_Task statement_. Gather up every line from the entries below that uses the word "title".

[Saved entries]
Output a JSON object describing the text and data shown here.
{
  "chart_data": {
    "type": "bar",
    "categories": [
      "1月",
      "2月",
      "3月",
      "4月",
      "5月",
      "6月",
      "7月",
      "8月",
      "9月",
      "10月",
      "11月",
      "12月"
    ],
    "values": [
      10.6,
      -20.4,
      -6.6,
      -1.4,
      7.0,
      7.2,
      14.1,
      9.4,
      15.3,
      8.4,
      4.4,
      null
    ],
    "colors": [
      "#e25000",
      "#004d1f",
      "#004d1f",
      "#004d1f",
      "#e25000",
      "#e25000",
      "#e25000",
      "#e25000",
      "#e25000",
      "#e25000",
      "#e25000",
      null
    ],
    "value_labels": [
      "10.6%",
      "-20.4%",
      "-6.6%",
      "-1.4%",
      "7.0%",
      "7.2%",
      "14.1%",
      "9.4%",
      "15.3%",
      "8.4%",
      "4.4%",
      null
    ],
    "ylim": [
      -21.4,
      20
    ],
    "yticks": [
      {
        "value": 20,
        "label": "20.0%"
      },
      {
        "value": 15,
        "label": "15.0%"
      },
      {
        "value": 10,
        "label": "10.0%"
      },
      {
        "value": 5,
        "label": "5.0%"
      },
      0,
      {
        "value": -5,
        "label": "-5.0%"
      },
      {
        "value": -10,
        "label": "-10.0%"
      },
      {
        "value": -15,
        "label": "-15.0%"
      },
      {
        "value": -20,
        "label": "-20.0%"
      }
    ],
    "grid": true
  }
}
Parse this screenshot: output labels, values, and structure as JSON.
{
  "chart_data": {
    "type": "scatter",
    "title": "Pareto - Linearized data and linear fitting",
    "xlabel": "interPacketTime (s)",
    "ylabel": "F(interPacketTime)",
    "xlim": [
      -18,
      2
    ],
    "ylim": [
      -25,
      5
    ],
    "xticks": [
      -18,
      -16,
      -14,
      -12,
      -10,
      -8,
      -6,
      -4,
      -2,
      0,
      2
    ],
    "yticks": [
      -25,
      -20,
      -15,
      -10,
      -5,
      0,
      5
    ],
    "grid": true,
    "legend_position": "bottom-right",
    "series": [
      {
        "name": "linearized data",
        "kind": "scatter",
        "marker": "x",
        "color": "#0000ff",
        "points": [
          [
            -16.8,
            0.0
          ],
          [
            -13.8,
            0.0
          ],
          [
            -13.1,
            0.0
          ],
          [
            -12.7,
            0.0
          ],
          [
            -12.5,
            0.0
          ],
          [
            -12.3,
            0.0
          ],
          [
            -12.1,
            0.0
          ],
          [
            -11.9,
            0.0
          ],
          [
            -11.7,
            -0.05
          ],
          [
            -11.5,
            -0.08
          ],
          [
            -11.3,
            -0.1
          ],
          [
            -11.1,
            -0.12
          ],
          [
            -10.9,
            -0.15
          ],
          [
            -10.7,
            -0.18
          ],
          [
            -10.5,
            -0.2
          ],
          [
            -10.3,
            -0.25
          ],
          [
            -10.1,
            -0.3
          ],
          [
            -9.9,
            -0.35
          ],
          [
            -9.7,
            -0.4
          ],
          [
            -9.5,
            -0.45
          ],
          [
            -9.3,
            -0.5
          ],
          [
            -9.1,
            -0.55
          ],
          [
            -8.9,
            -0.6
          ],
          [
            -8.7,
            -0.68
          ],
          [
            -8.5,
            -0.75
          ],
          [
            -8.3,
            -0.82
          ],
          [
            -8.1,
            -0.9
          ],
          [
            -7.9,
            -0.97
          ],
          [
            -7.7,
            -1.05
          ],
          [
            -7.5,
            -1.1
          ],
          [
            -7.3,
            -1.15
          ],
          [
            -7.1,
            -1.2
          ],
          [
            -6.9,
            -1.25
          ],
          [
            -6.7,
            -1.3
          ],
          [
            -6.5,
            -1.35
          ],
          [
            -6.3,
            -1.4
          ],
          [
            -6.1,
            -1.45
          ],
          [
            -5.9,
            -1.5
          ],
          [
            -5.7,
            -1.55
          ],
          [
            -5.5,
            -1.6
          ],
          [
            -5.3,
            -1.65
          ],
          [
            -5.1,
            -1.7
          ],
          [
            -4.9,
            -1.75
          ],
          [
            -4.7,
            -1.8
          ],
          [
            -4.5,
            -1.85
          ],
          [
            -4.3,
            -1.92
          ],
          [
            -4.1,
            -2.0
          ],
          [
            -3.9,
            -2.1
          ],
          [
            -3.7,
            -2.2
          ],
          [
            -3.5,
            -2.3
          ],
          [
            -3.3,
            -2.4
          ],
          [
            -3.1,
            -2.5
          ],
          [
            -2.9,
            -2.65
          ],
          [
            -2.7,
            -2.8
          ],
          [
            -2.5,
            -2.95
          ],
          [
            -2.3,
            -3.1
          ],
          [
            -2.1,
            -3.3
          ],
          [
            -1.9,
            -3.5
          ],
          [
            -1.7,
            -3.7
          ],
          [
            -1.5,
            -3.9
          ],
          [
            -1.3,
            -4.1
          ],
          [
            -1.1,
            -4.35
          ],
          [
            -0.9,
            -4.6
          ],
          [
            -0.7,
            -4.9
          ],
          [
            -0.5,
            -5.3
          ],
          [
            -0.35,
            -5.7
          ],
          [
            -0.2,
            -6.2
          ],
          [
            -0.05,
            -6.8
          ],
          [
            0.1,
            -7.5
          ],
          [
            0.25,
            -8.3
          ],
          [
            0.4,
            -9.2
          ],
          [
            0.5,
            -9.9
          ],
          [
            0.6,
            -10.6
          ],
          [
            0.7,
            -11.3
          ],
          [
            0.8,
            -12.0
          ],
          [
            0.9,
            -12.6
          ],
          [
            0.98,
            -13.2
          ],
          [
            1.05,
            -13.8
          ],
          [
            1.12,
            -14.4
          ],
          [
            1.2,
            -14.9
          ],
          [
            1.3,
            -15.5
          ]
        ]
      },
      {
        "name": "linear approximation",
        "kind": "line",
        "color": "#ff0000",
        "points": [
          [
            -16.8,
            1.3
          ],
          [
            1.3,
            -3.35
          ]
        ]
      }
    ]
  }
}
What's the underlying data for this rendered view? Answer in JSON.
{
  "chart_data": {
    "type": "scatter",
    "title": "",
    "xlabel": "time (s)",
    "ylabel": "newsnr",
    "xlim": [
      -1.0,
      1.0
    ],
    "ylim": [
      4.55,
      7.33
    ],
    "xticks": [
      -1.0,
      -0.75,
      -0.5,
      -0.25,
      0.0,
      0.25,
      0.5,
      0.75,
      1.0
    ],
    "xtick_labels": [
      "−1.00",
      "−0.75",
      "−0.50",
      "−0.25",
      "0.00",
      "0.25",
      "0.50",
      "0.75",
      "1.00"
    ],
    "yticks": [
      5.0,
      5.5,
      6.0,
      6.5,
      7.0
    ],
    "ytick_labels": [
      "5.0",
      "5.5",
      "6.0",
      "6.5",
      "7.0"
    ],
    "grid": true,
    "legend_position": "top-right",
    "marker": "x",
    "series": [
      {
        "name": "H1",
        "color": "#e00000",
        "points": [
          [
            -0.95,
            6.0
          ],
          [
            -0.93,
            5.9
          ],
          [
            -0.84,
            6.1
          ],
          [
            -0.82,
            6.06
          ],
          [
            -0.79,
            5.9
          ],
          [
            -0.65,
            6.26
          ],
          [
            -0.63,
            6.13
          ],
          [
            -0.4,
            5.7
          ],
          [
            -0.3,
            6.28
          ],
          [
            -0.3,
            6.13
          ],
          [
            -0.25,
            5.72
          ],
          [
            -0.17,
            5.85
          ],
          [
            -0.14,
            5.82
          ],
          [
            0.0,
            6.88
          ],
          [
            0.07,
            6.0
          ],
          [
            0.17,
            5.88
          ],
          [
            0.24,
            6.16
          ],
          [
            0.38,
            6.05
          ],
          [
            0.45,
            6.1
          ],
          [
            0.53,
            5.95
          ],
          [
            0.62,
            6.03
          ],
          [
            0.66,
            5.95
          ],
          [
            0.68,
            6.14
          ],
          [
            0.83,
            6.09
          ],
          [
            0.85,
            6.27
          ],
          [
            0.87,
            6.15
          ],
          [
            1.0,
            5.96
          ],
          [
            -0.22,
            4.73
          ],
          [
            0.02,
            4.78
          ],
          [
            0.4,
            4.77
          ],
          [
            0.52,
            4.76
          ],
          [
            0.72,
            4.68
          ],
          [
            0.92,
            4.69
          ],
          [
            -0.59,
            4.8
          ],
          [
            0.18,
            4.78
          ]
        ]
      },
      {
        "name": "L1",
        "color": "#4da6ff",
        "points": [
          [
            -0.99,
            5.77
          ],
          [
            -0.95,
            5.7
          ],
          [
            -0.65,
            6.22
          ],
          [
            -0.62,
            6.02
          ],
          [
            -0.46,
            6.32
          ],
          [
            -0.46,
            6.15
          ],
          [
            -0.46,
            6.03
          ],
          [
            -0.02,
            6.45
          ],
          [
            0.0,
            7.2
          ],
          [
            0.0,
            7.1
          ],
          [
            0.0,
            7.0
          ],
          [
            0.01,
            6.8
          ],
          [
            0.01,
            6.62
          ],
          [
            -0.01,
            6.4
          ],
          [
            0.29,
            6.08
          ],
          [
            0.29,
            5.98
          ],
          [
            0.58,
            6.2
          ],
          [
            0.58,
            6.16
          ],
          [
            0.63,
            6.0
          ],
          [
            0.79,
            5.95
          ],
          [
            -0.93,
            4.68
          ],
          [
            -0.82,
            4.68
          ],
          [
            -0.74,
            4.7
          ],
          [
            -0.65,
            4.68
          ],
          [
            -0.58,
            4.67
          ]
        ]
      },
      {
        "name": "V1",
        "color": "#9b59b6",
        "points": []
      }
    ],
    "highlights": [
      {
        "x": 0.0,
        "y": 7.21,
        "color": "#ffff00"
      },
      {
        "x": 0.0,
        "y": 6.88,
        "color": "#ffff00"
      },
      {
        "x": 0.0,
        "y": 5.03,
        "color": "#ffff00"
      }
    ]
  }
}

_Full response_.
    "title": "Pareto - Linearized data and linear fitting",
    "title": "",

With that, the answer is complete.